---------- Data

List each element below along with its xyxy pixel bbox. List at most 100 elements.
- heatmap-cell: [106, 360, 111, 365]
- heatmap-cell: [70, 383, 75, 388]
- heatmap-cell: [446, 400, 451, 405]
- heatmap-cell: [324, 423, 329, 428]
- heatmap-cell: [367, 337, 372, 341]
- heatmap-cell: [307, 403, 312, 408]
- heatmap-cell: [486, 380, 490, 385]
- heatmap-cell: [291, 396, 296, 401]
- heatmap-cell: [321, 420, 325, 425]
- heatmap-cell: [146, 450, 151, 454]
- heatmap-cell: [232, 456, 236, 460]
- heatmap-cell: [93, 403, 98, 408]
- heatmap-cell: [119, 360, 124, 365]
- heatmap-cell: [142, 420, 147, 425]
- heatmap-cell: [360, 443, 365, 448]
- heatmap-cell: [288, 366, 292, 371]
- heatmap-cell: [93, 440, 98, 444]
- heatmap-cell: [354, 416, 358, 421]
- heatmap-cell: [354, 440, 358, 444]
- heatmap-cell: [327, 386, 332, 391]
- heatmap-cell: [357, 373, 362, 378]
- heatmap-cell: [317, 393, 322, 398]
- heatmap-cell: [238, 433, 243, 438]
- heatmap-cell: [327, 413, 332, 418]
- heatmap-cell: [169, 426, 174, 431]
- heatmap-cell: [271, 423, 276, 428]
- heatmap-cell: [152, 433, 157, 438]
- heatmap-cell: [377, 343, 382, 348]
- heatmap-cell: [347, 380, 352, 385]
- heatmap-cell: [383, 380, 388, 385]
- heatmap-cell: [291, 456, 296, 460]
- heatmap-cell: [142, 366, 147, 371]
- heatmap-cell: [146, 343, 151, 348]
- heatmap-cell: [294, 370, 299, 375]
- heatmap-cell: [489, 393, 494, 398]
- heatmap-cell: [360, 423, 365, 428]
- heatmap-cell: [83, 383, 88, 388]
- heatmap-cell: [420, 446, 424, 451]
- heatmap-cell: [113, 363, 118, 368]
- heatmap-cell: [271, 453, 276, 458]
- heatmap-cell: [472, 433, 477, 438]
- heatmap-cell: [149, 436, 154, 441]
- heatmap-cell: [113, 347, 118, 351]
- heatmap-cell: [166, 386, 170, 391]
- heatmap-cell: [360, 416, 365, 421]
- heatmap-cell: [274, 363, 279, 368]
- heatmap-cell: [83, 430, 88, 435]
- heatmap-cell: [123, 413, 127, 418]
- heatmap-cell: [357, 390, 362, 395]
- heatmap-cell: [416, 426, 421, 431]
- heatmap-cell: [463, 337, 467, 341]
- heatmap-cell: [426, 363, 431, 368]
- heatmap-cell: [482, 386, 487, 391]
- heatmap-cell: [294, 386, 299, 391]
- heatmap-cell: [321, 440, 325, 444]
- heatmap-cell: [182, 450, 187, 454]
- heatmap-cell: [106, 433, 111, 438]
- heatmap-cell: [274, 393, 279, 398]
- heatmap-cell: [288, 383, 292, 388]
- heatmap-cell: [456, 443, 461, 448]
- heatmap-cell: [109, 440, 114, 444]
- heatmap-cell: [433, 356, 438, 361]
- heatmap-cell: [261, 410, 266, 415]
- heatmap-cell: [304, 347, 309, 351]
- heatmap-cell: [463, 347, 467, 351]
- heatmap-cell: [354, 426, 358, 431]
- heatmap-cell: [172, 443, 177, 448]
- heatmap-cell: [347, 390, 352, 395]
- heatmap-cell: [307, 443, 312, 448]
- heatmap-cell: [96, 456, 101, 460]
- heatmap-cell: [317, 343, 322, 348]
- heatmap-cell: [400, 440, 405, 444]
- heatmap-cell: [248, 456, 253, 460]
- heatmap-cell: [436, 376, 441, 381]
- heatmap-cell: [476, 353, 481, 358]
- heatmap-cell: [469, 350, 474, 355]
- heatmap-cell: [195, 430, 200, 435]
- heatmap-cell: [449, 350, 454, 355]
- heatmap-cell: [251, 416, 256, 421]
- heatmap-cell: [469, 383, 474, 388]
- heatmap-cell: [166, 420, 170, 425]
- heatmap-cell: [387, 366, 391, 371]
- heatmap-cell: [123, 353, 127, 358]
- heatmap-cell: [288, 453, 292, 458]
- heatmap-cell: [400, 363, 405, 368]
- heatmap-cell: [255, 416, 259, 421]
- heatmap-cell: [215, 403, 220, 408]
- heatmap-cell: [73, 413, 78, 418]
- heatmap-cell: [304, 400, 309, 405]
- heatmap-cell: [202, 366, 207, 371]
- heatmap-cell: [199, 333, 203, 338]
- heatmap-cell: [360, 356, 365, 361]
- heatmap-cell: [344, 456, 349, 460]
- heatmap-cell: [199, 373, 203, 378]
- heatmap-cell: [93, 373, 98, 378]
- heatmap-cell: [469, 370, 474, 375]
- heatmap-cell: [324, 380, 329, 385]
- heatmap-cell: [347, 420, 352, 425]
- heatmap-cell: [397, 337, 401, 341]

--------------------

→ Work instructions: Rewrite all of the data above, substituting "heatmap-tile" for every "heatmap-cell" and leaving everything else unchanged.

→ Solution to the problem:
List each element below along with its xyxy pixel bbox. List at most 100 elements.
- heatmap-tile: [106, 360, 111, 365]
- heatmap-tile: [70, 383, 75, 388]
- heatmap-tile: [446, 400, 451, 405]
- heatmap-tile: [324, 423, 329, 428]
- heatmap-tile: [367, 337, 372, 341]
- heatmap-tile: [307, 403, 312, 408]
- heatmap-tile: [486, 380, 490, 385]
- heatmap-tile: [291, 396, 296, 401]
- heatmap-tile: [321, 420, 325, 425]
- heatmap-tile: [146, 450, 151, 454]
- heatmap-tile: [232, 456, 236, 460]
- heatmap-tile: [93, 403, 98, 408]
- heatmap-tile: [119, 360, 124, 365]
- heatmap-tile: [142, 420, 147, 425]
- heatmap-tile: [360, 443, 365, 448]
- heatmap-tile: [288, 366, 292, 371]
- heatmap-tile: [93, 440, 98, 444]
- heatmap-tile: [354, 416, 358, 421]
- heatmap-tile: [354, 440, 358, 444]
- heatmap-tile: [327, 386, 332, 391]
- heatmap-tile: [357, 373, 362, 378]
- heatmap-tile: [317, 393, 322, 398]
- heatmap-tile: [238, 433, 243, 438]
- heatmap-tile: [327, 413, 332, 418]
- heatmap-tile: [169, 426, 174, 431]
- heatmap-tile: [271, 423, 276, 428]
- heatmap-tile: [152, 433, 157, 438]
- heatmap-tile: [377, 343, 382, 348]
- heatmap-tile: [347, 380, 352, 385]
- heatmap-tile: [383, 380, 388, 385]
- heatmap-tile: [291, 456, 296, 460]
- heatmap-tile: [142, 366, 147, 371]
- heatmap-tile: [146, 343, 151, 348]
- heatmap-tile: [294, 370, 299, 375]
- heatmap-tile: [489, 393, 494, 398]
- heatmap-tile: [360, 423, 365, 428]
- heatmap-tile: [83, 383, 88, 388]
- heatmap-tile: [420, 446, 424, 451]
- heatmap-tile: [113, 363, 118, 368]
- heatmap-tile: [271, 453, 276, 458]
- heatmap-tile: [472, 433, 477, 438]
- heatmap-tile: [149, 436, 154, 441]
- heatmap-tile: [113, 347, 118, 351]
- heatmap-tile: [166, 386, 170, 391]
- heatmap-tile: [360, 416, 365, 421]
- heatmap-tile: [274, 363, 279, 368]
- heatmap-tile: [83, 430, 88, 435]
- heatmap-tile: [123, 413, 127, 418]
- heatmap-tile: [357, 390, 362, 395]
- heatmap-tile: [416, 426, 421, 431]
- heatmap-tile: [463, 337, 467, 341]
- heatmap-tile: [426, 363, 431, 368]
- heatmap-tile: [482, 386, 487, 391]
- heatmap-tile: [294, 386, 299, 391]
- heatmap-tile: [321, 440, 325, 444]
- heatmap-tile: [182, 450, 187, 454]
- heatmap-tile: [106, 433, 111, 438]
- heatmap-tile: [274, 393, 279, 398]
- heatmap-tile: [288, 383, 292, 388]
- heatmap-tile: [456, 443, 461, 448]
- heatmap-tile: [109, 440, 114, 444]
- heatmap-tile: [433, 356, 438, 361]
- heatmap-tile: [261, 410, 266, 415]
- heatmap-tile: [304, 347, 309, 351]
- heatmap-tile: [463, 347, 467, 351]
- heatmap-tile: [354, 426, 358, 431]
- heatmap-tile: [172, 443, 177, 448]
- heatmap-tile: [347, 390, 352, 395]
- heatmap-tile: [307, 443, 312, 448]
- heatmap-tile: [96, 456, 101, 460]
- heatmap-tile: [317, 343, 322, 348]
- heatmap-tile: [400, 440, 405, 444]
- heatmap-tile: [248, 456, 253, 460]
- heatmap-tile: [436, 376, 441, 381]
- heatmap-tile: [476, 353, 481, 358]
- heatmap-tile: [469, 350, 474, 355]
- heatmap-tile: [195, 430, 200, 435]
- heatmap-tile: [449, 350, 454, 355]
- heatmap-tile: [251, 416, 256, 421]
- heatmap-tile: [469, 383, 474, 388]
- heatmap-tile: [166, 420, 170, 425]
- heatmap-tile: [387, 366, 391, 371]
- heatmap-tile: [123, 353, 127, 358]
- heatmap-tile: [288, 453, 292, 458]
- heatmap-tile: [400, 363, 405, 368]
- heatmap-tile: [255, 416, 259, 421]
- heatmap-tile: [215, 403, 220, 408]
- heatmap-tile: [73, 413, 78, 418]
- heatmap-tile: [304, 400, 309, 405]
- heatmap-tile: [202, 366, 207, 371]
- heatmap-tile: [199, 333, 203, 338]
- heatmap-tile: [360, 356, 365, 361]
- heatmap-tile: [344, 456, 349, 460]
- heatmap-tile: [199, 373, 203, 378]
- heatmap-tile: [93, 373, 98, 378]
- heatmap-tile: [469, 370, 474, 375]
- heatmap-tile: [324, 380, 329, 385]
- heatmap-tile: [347, 420, 352, 425]
- heatmap-tile: [397, 337, 401, 341]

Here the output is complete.